[Opening Given data section]

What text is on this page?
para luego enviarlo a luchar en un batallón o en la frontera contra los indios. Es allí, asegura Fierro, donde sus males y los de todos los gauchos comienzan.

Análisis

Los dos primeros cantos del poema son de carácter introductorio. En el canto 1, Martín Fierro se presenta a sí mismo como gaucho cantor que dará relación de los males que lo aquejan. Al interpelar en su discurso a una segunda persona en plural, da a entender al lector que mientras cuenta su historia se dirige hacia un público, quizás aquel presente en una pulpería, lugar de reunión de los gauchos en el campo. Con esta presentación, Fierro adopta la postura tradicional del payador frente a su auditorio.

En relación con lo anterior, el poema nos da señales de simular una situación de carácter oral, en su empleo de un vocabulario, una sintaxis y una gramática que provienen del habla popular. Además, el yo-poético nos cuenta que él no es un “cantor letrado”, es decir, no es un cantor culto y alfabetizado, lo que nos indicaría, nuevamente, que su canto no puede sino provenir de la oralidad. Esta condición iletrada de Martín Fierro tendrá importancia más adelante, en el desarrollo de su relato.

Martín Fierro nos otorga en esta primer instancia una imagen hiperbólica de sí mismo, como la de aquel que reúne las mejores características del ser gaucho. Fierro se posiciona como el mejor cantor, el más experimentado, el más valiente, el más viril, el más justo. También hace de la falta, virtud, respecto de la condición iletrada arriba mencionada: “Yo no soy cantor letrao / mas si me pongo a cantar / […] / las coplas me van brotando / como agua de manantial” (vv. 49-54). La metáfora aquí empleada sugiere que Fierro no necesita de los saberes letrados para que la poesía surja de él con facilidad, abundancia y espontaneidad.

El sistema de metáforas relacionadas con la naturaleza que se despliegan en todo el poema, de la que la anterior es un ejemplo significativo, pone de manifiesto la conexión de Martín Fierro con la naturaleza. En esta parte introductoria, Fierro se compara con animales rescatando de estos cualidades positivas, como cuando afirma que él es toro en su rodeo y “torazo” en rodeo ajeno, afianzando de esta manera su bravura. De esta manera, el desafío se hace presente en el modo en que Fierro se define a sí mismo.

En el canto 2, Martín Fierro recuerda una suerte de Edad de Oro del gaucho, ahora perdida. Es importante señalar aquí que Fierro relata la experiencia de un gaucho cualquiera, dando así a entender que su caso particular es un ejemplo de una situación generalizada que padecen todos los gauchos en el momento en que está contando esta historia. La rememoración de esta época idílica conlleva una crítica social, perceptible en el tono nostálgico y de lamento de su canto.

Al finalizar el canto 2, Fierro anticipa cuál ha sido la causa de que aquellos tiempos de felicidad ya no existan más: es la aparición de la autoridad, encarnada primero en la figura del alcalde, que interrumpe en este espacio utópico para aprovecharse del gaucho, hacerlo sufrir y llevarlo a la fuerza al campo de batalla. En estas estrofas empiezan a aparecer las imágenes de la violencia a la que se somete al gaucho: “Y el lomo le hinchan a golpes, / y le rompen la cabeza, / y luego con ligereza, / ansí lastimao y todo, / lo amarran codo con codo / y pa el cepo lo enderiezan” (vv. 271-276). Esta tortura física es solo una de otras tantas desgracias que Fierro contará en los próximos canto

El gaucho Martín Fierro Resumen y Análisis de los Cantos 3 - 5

[Closing Given data section]

> [Exercise aim]: Could you reproduce every record exactly as written?

> [Result of this task]:
What text is on this page?
para luego enviarlo a luchar en un batallón o en la frontera contra los indios. Es allí, asegura Fierro, donde sus males y los de todos los gauchos comienzan.

Análisis

Los dos primeros cantos del poema son de carácter introductorio. En el canto 1, Martín Fierro se presenta a sí mismo como gaucho cantor que dará relación de los males que lo aquejan. Al interpelar en su discurso a una segunda persona en plural, da a entender al lector que mientras cuenta su historia se dirige hacia un público, quizás aquel presente en una pulpería, lugar de reunión de los gauchos en el campo. Con esta presentación, Fierro adopta la postura tradicional del payador frente a su auditorio.

En relación con lo anterior, el poema nos da señales de simular una situación de carácter oral, en su empleo de un vocabulario, una sintaxis y una gramática que provienen del habla popular. Además, el yo-poético nos cuenta que él no es un “cantor letrado”, es decir, no es un cantor culto y alfabetizado, lo que nos indicaría, nuevamente, que su canto no puede sino provenir de la oralidad. Esta condición iletrada de Martín Fierro tendrá importancia más adelante, en el desarrollo de su relato.

Martín Fierro nos otorga en esta primer instancia una imagen hiperbólica de sí mismo, como la de aquel que reúne las mejores características del ser gaucho. Fierro se posiciona como el mejor cantor, el más experimentado, el más valiente, el más viril, el más justo. También hace de la falta, virtud, respecto de la condición iletrada arriba mencionada: “Yo no soy cantor letrao / mas si me pongo a cantar / […] / las coplas me van brotando / como agua de manantial” (vv. 49-54). La metáfora aquí empleada sugiere que Fierro no necesita de los saberes letrados para que la poesía surja de él con facilidad, abundancia y espontaneidad.

El sistema de metáforas relacionadas con la naturaleza que se despliegan en todo el poema, de la que la anterior es un ejemplo significativo, pone de manifiesto la conexión de Martín Fierro con la naturaleza. En esta parte introductoria, Fierro se compara con animales rescatando de estos cualidades positivas, como cuando afirma que él es toro en su rodeo y “torazo” en rodeo ajeno, afianzando de esta manera su bravura. De esta manera, el desafío se hace presente en el modo en que Fierro se define a sí mismo.

En el canto 2, Martín Fierro recuerda una suerte de Edad de Oro del gaucho, ahora perdida. Es importante señalar aquí que Fierro relata la experiencia de un gaucho cualquiera, dando así a entender que su caso particular es un ejemplo de una situación generalizada que padecen todos los gauchos en el momento en que está contando esta historia. La rememoración de esta época idílica conlleva una crítica social, perceptible en el tono nostálgico y de lamento de su canto.

Al finalizar el canto 2, Fierro anticipa cuál ha sido la causa de que aquellos tiempos de felicidad ya no existan más: es la aparición de la autoridad, encarnada primero en la figura del alcalde, que interrumpe en este espacio utópico para aprovecharse del gaucho, hacerlo sufrir y llevarlo a la fuerza al campo de batalla. En estas estrofas empiezan a aparecer las imágenes de la violencia a la que se somete al gaucho: “Y el lomo le hinchan a golpes, / y le rompen la cabeza, / y luego con ligereza, / ansí lastimao y todo, / lo amarran codo con codo / y pa el cepo lo enderiezan” (vv. 271-276). Esta tortura física es solo una de otras tantas desgracias que Fierro contará en los próximos canto

El gaucho Martín Fierro Resumen y Análisis de los Cantos 3 - 5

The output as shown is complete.